• _Exercise_
Each entry below should be echoed exactly, with pictures omitted.

• _Input rows_
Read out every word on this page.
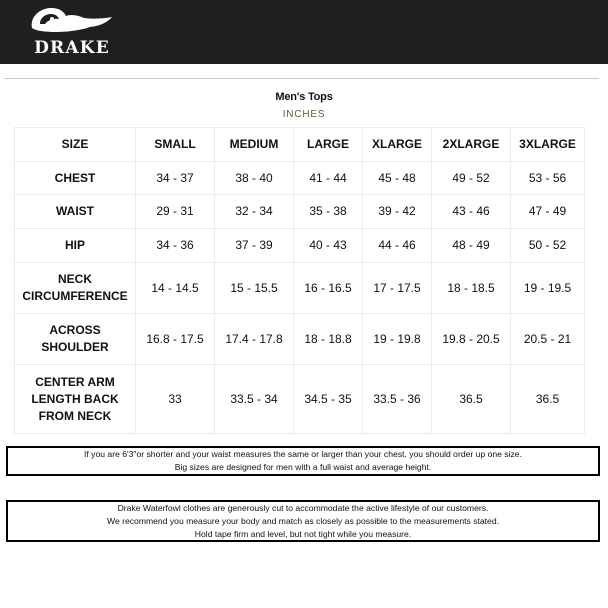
DRAKE
Men's Tops
INCHES
SIZE	SMALL	MEDIUM	LARGE	XLARGE	2XLARGE	3XLARGE
CHEST	34 - 37	38 - 40	41 - 44	45 - 48	49 - 52	53 - 56
WAIST	29 - 31	32 - 34	35 - 38	39 - 42	43 - 46	47 - 49
HIP	34 - 36	37 - 39	40 - 43	44 - 46	48 - 49	50 - 52
NECK
CIRCUMFERENCE	14 - 14.5	15 - 15.5	16 - 16.5	17 - 17.5	18 - 18.5	19 - 19.5
ACROSS
SHOULDER	16.8 - 17.5	17.4 - 17.8	18 - 18.8	19 - 19.8	19.8 - 20.5	20.5 - 21
CENTER ARM
LENGTH BACK
FROM NECK	33	33.5 - 34	34.5 - 35	33.5 - 36	36.5	36.5
If you are 6'3"or shorter and your waist measures the same or larger than your chest, you should order up one size.
Big sizes are designed for men with a full waist and average height.
Drake Waterfowl clothes are generously cut to accommodate the active lifestyle of our customers.
We recommend you measure your body and match as closely as possible to the measurements stated.
Hold tape firm and level, but not tight while you measure.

• _Task solution_
Read out every word on this page.
DRAKE
Men's Tops
INCHES
SIZE	SMALL	MEDIUM	LARGE	XLARGE	2XLARGE	3XLARGE
CHEST	34 - 37	38 - 40	41 - 44	45 - 48	49 - 52	53 - 56
WAIST	29 - 31	32 - 34	35 - 38	39 - 42	43 - 46	47 - 49
HIP	34 - 36	37 - 39	40 - 43	44 - 46	48 - 49	50 - 52
NECK
CIRCUMFERENCE	14 - 14.5	15 - 15.5	16 - 16.5	17 - 17.5	18 - 18.5	19 - 19.5
ACROSS
SHOULDER	16.8 - 17.5	17.4 - 17.8	18 - 18.8	19 - 19.8	19.8 - 20.5	20.5 - 21
CENTER ARM
LENGTH BACK
FROM NECK	33	33.5 - 34	34.5 - 35	33.5 - 36	36.5	36.5
If you are 6'3"or shorter and your waist measures the same or larger than your chest, you should order up one size.
Big sizes are designed for men with a full waist and average height.
Drake Waterfowl clothes are generously cut to accommodate the active lifestyle of our customers.
We recommend you measure your body and match as closely as possible to the measurements stated.
Hold tape firm and level, but not tight while you measure.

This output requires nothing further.